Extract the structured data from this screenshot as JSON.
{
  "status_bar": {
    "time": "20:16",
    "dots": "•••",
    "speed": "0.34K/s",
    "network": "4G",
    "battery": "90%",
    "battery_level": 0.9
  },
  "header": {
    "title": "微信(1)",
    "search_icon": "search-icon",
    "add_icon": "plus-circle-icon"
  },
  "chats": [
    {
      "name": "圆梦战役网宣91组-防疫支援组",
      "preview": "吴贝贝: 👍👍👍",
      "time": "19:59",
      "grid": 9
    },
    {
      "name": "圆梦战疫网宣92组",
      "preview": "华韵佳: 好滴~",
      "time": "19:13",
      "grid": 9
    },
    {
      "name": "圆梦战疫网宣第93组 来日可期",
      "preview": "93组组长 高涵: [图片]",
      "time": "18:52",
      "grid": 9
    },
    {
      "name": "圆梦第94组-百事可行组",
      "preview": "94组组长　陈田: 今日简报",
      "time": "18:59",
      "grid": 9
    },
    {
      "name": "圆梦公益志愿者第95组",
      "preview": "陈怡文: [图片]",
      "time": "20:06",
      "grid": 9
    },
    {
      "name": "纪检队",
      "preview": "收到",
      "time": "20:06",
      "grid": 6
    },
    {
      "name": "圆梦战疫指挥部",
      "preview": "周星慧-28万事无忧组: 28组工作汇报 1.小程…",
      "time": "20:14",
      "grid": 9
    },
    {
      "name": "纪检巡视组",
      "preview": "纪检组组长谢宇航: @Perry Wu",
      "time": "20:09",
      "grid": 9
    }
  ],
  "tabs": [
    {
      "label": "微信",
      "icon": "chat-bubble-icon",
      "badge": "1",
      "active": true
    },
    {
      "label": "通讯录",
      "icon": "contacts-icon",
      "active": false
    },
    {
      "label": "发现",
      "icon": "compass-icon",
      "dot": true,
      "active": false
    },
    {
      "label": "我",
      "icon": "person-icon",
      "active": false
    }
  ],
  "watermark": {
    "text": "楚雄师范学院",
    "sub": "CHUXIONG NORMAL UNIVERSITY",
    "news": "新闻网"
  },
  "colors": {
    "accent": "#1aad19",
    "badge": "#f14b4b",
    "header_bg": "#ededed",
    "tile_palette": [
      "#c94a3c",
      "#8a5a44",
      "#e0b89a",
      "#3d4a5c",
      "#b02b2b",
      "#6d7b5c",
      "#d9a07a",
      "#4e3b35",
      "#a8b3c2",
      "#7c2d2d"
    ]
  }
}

=-=-=-=-=

» INSTRUCTION: Repeat each record exactly. Omit nothing.

» SOLVED EXERCISE:
Extract the structured data from this screenshot as JSON.
{
  "status_bar": {
    "time": "20:16",
    "dots": "•••",
    "speed": "0.34K/s",
    "network": "4G",
    "battery": "90%",
    "battery_level": 0.9
  },
  "header": {
    "title": "微信(1)",
    "search_icon": "search-icon",
    "add_icon": "plus-circle-icon"
  },
  "chats": [
    {
      "name": "圆梦战役网宣91组-防疫支援组",
      "preview": "吴贝贝: 👍👍👍",
      "time": "19:59",
      "grid": 9
    },
    {
      "name": "圆梦战疫网宣92组",
      "preview": "华韵佳: 好滴~",
      "time": "19:13",
      "grid": 9
    },
    {
      "name": "圆梦战疫网宣第93组 来日可期",
      "preview": "93组组长 高涵: [图片]",
      "time": "18:52",
      "grid": 9
    },
    {
      "name": "圆梦第94组-百事可行组",
      "preview": "94组组长　陈田: 今日简报",
      "time": "18:59",
      "grid": 9
    },
    {
      "name": "圆梦公益志愿者第95组",
      "preview": "陈怡文: [图片]",
      "time": "20:06",
      "grid": 9
    },
    {
      "name": "纪检队",
      "preview": "收到",
      "time": "20:06",
      "grid": 6
    },
    {
      "name": "圆梦战疫指挥部",
      "preview": "周星慧-28万事无忧组: 28组工作汇报 1.小程…",
      "time": "20:14",
      "grid": 9
    },
    {
      "name": "纪检巡视组",
      "preview": "纪检组组长谢宇航: @Perry Wu",
      "time": "20:09",
      "grid": 9
    }
  ],
  "tabs": [
    {
      "label": "微信",
      "icon": "chat-bubble-icon",
      "badge": "1",
      "active": true
    },
    {
      "label": "通讯录",
      "icon": "contacts-icon",
      "active": false
    },
    {
      "label": "发现",
      "icon": "compass-icon",
      "dot": true,
      "active": false
    },
    {
      "label": "我",
      "icon": "person-icon",
      "active": false
    }
  ],
  "watermark": {
    "text": "楚雄师范学院",
    "sub": "CHUXIONG NORMAL UNIVERSITY",
    "news": "新闻网"
  },
  "colors": {
    "accent": "#1aad19",
    "badge": "#f14b4b",
    "header_bg": "#ededed",
    "tile_palette": [
      "#c94a3c",
      "#8a5a44",
      "#e0b89a",
      "#3d4a5c",
      "#b02b2b",
      "#6d7b5c",
      "#d9a07a",
      "#4e3b35",
      "#a8b3c2",
      "#7c2d2d"
    ]
  }
}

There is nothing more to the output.